Your task is to transcribe all the entries exactly, excluding pictures.

ITEMS
•••••

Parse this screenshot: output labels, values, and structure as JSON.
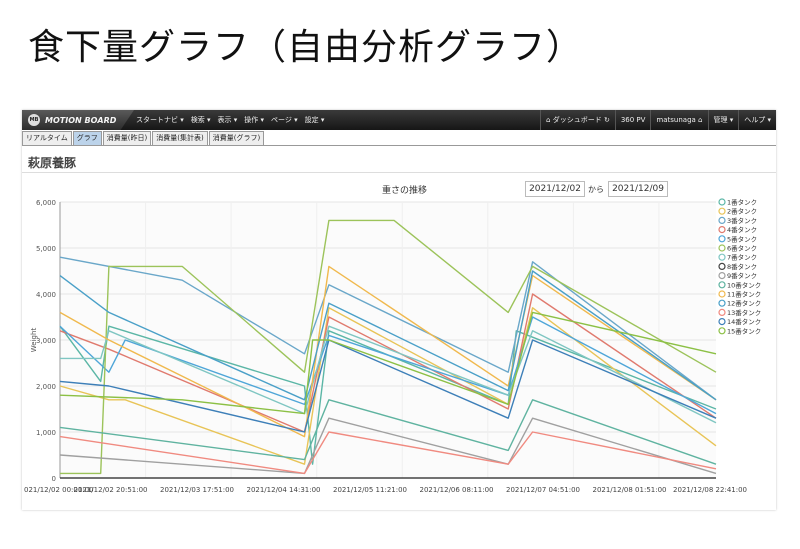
{
  "slide_title": "食下量グラフ（自由分析グラフ）",
  "app": {
    "brand": {
      "logo": "MB",
      "name": "MOTION BOARD"
    },
    "menu": [
      "スタートナビ ▾",
      "検索 ▾",
      "表示 ▾",
      "操作 ▾",
      "ページ ▾",
      "設定 ▾"
    ],
    "right": {
      "dashboard": "ダッシュボード",
      "pv": "360 PV",
      "user": "matsunaga",
      "manage": "管理 ▾",
      "help": "ヘルプ ▾"
    },
    "tabs": [
      "リアルタイム",
      "グラフ",
      "消費量(昨日)",
      "消費量(集計表)",
      "消費量(グラフ)"
    ],
    "active_tab": 1,
    "panel_title": "萩原養豚",
    "date_from": "2021/12/02",
    "date_sep": "から",
    "date_to": "2021/12/09"
  },
  "chart_data": {
    "type": "line",
    "title": "重さの推移",
    "ylabel": "Weight",
    "xlabel": "",
    "ylim": [
      0,
      6000
    ],
    "yticks": [
      0,
      1000,
      2000,
      3000,
      4000,
      5000,
      6000
    ],
    "ytick_labels": [
      "0",
      "1,000",
      "2,000",
      "3,000",
      "4,000",
      "5,000",
      "6,000"
    ],
    "xlim": [
      0,
      161
    ],
    "xtick_positions": [
      0,
      21,
      42,
      63,
      84,
      105,
      126,
      147
    ],
    "xtick_labels": [
      "021/12/02 00:01:00",
      "2021/12/02 20:51:00",
      "2021/12/03 17:51:00",
      "2021/12/04 14:31:00",
      "2021/12/05 11:21:00",
      "2021/12/06 08:11:00",
      "2021/12/07 04:51:00",
      "2021/12/08 01:51:00",
      "2021/12/08 22:41:00"
    ],
    "grid": true,
    "legend": "right",
    "series": [
      {
        "name": "1番タンク",
        "color": "#5bb6a6",
        "x": [
          0,
          10,
          12,
          60,
          62,
          66,
          110,
          112,
          161
        ],
        "y": [
          3300,
          2100,
          3300,
          2000,
          300,
          3200,
          1600,
          3200,
          1500
        ]
      },
      {
        "name": "2番タンク",
        "color": "#e8c457",
        "x": [
          0,
          12,
          16,
          60,
          66,
          110,
          116,
          161
        ],
        "y": [
          2000,
          1700,
          1700,
          300,
          3700,
          1600,
          3700,
          700
        ]
      },
      {
        "name": "3番タンク",
        "color": "#6aa7c9",
        "x": [
          0,
          30,
          60,
          66,
          110,
          116,
          161
        ],
        "y": [
          4800,
          4300,
          2700,
          4200,
          2300,
          4700,
          1700
        ]
      },
      {
        "name": "4番タンク",
        "color": "#e07a6e",
        "x": [
          0,
          12,
          60,
          66,
          110,
          116,
          161
        ],
        "y": [
          3200,
          2800,
          1000,
          3500,
          1500,
          4000,
          1300
        ]
      },
      {
        "name": "5番タンク",
        "color": "#4fa6d8",
        "x": [
          0,
          12,
          16,
          60,
          66,
          110,
          116,
          161
        ],
        "y": [
          3300,
          2300,
          3000,
          1600,
          3100,
          1800,
          3500,
          1400
        ]
      },
      {
        "name": "6番タンク",
        "color": "#9cc35a",
        "x": [
          0,
          10,
          12,
          30,
          60,
          66,
          82,
          110,
          116,
          161
        ],
        "y": [
          100,
          100,
          4600,
          4600,
          2300,
          5600,
          5600,
          3600,
          4600,
          2300
        ]
      },
      {
        "name": "7番タンク",
        "color": "#7fc6c2",
        "x": [
          0,
          10,
          12,
          60,
          66,
          110,
          116,
          161
        ],
        "y": [
          2600,
          2600,
          3200,
          1400,
          3300,
          1800,
          3200,
          1200
        ]
      },
      {
        "name": "8番タンク",
        "color": "#444444",
        "x": [
          0,
          161
        ],
        "y": [
          0,
          0
        ]
      },
      {
        "name": "9番タンク",
        "color": "#a0a0a0",
        "x": [
          0,
          60,
          66,
          110,
          116,
          161
        ],
        "y": [
          500,
          100,
          1300,
          300,
          1300,
          100
        ]
      },
      {
        "name": "10番タンク",
        "color": "#5fb3a0",
        "x": [
          0,
          60,
          66,
          110,
          116,
          161
        ],
        "y": [
          1100,
          400,
          1700,
          600,
          1700,
          300
        ]
      },
      {
        "name": "11番タンク",
        "color": "#f0b94e",
        "x": [
          0,
          12,
          60,
          66,
          110,
          116,
          161
        ],
        "y": [
          3600,
          3000,
          900,
          4600,
          2000,
          4400,
          1700
        ]
      },
      {
        "name": "12番タンク",
        "color": "#4aa0c8",
        "x": [
          0,
          12,
          60,
          66,
          110,
          116,
          161
        ],
        "y": [
          4400,
          3600,
          1700,
          3800,
          1900,
          4500,
          1700
        ]
      },
      {
        "name": "13番タンク",
        "color": "#f08a80",
        "x": [
          0,
          60,
          66,
          110,
          116,
          161
        ],
        "y": [
          900,
          100,
          1000,
          300,
          1000,
          200
        ]
      },
      {
        "name": "14番タンク",
        "color": "#3d7fb8",
        "x": [
          0,
          12,
          60,
          66,
          110,
          116,
          161
        ],
        "y": [
          2100,
          2000,
          1000,
          3000,
          1300,
          3000,
          1300
        ]
      },
      {
        "name": "15番タンク",
        "color": "#8cc045",
        "x": [
          0,
          30,
          60,
          62,
          66,
          110,
          116,
          161
        ],
        "y": [
          1800,
          1700,
          1400,
          3000,
          3000,
          1600,
          3600,
          2700
        ]
      }
    ]
  },
  "icons": {
    "dashboard": "home-icon",
    "refresh": "refresh-icon",
    "user": "user-home-icon"
  }
}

•••••

EXERCISE RESULT
Parse this screenshot: output labels, values, and structure as JSON.
{
  "slide_title": "食下量グラフ（自由分析グラフ）",
  "app": {
    "brand": {
      "logo": "MB",
      "name": "MOTION BOARD"
    },
    "menu": [
      "スタートナビ ▾",
      "検索 ▾",
      "表示 ▾",
      "操作 ▾",
      "ページ ▾",
      "設定 ▾"
    ],
    "right": {
      "dashboard": "ダッシュボード",
      "pv": "360 PV",
      "user": "matsunaga",
      "manage": "管理 ▾",
      "help": "ヘルプ ▾"
    },
    "tabs": [
      "リアルタイム",
      "グラフ",
      "消費量(昨日)",
      "消費量(集計表)",
      "消費量(グラフ)"
    ],
    "active_tab": 1,
    "panel_title": "萩原養豚",
    "date_from": "2021/12/02",
    "date_sep": "から",
    "date_to": "2021/12/09"
  },
  "chart_data": {
    "type": "line",
    "title": "重さの推移",
    "ylabel": "Weight",
    "xlabel": "",
    "ylim": [
      0,
      6000
    ],
    "yticks": [
      0,
      1000,
      2000,
      3000,
      4000,
      5000,
      6000
    ],
    "ytick_labels": [
      "0",
      "1,000",
      "2,000",
      "3,000",
      "4,000",
      "5,000",
      "6,000"
    ],
    "xlim": [
      0,
      161
    ],
    "xtick_positions": [
      0,
      21,
      42,
      63,
      84,
      105,
      126,
      147
    ],
    "xtick_labels": [
      "021/12/02 00:01:00",
      "2021/12/02 20:51:00",
      "2021/12/03 17:51:00",
      "2021/12/04 14:31:00",
      "2021/12/05 11:21:00",
      "2021/12/06 08:11:00",
      "2021/12/07 04:51:00",
      "2021/12/08 01:51:00",
      "2021/12/08 22:41:00"
    ],
    "grid": true,
    "legend": "right",
    "series": [
      {
        "name": "1番タンク",
        "color": "#5bb6a6",
        "x": [
          0,
          10,
          12,
          60,
          62,
          66,
          110,
          112,
          161
        ],
        "y": [
          3300,
          2100,
          3300,
          2000,
          300,
          3200,
          1600,
          3200,
          1500
        ]
      },
      {
        "name": "2番タンク",
        "color": "#e8c457",
        "x": [
          0,
          12,
          16,
          60,
          66,
          110,
          116,
          161
        ],
        "y": [
          2000,
          1700,
          1700,
          300,
          3700,
          1600,
          3700,
          700
        ]
      },
      {
        "name": "3番タンク",
        "color": "#6aa7c9",
        "x": [
          0,
          30,
          60,
          66,
          110,
          116,
          161
        ],
        "y": [
          4800,
          4300,
          2700,
          4200,
          2300,
          4700,
          1700
        ]
      },
      {
        "name": "4番タンク",
        "color": "#e07a6e",
        "x": [
          0,
          12,
          60,
          66,
          110,
          116,
          161
        ],
        "y": [
          3200,
          2800,
          1000,
          3500,
          1500,
          4000,
          1300
        ]
      },
      {
        "name": "5番タンク",
        "color": "#4fa6d8",
        "x": [
          0,
          12,
          16,
          60,
          66,
          110,
          116,
          161
        ],
        "y": [
          3300,
          2300,
          3000,
          1600,
          3100,
          1800,
          3500,
          1400
        ]
      },
      {
        "name": "6番タンク",
        "color": "#9cc35a",
        "x": [
          0,
          10,
          12,
          30,
          60,
          66,
          82,
          110,
          116,
          161
        ],
        "y": [
          100,
          100,
          4600,
          4600,
          2300,
          5600,
          5600,
          3600,
          4600,
          2300
        ]
      },
      {
        "name": "7番タンク",
        "color": "#7fc6c2",
        "x": [
          0,
          10,
          12,
          60,
          66,
          110,
          116,
          161
        ],
        "y": [
          2600,
          2600,
          3200,
          1400,
          3300,
          1800,
          3200,
          1200
        ]
      },
      {
        "name": "8番タンク",
        "color": "#444444",
        "x": [
          0,
          161
        ],
        "y": [
          0,
          0
        ]
      },
      {
        "name": "9番タンク",
        "color": "#a0a0a0",
        "x": [
          0,
          60,
          66,
          110,
          116,
          161
        ],
        "y": [
          500,
          100,
          1300,
          300,
          1300,
          100
        ]
      },
      {
        "name": "10番タンク",
        "color": "#5fb3a0",
        "x": [
          0,
          60,
          66,
          110,
          116,
          161
        ],
        "y": [
          1100,
          400,
          1700,
          600,
          1700,
          300
        ]
      },
      {
        "name": "11番タンク",
        "color": "#f0b94e",
        "x": [
          0,
          12,
          60,
          66,
          110,
          116,
          161
        ],
        "y": [
          3600,
          3000,
          900,
          4600,
          2000,
          4400,
          1700
        ]
      },
      {
        "name": "12番タンク",
        "color": "#4aa0c8",
        "x": [
          0,
          12,
          60,
          66,
          110,
          116,
          161
        ],
        "y": [
          4400,
          3600,
          1700,
          3800,
          1900,
          4500,
          1700
        ]
      },
      {
        "name": "13番タンク",
        "color": "#f08a80",
        "x": [
          0,
          60,
          66,
          110,
          116,
          161
        ],
        "y": [
          900,
          100,
          1000,
          300,
          1000,
          200
        ]
      },
      {
        "name": "14番タンク",
        "color": "#3d7fb8",
        "x": [
          0,
          12,
          60,
          66,
          110,
          116,
          161
        ],
        "y": [
          2100,
          2000,
          1000,
          3000,
          1300,
          3000,
          1300
        ]
      },
      {
        "name": "15番タンク",
        "color": "#8cc045",
        "x": [
          0,
          30,
          60,
          62,
          66,
          110,
          116,
          161
        ],
        "y": [
          1800,
          1700,
          1400,
          3000,
          3000,
          1600,
          3600,
          2700
        ]
      }
    ]
  },
  "icons": {
    "dashboard": "home-icon",
    "refresh": "refresh-icon",
    "user": "user-home-icon"
  }
}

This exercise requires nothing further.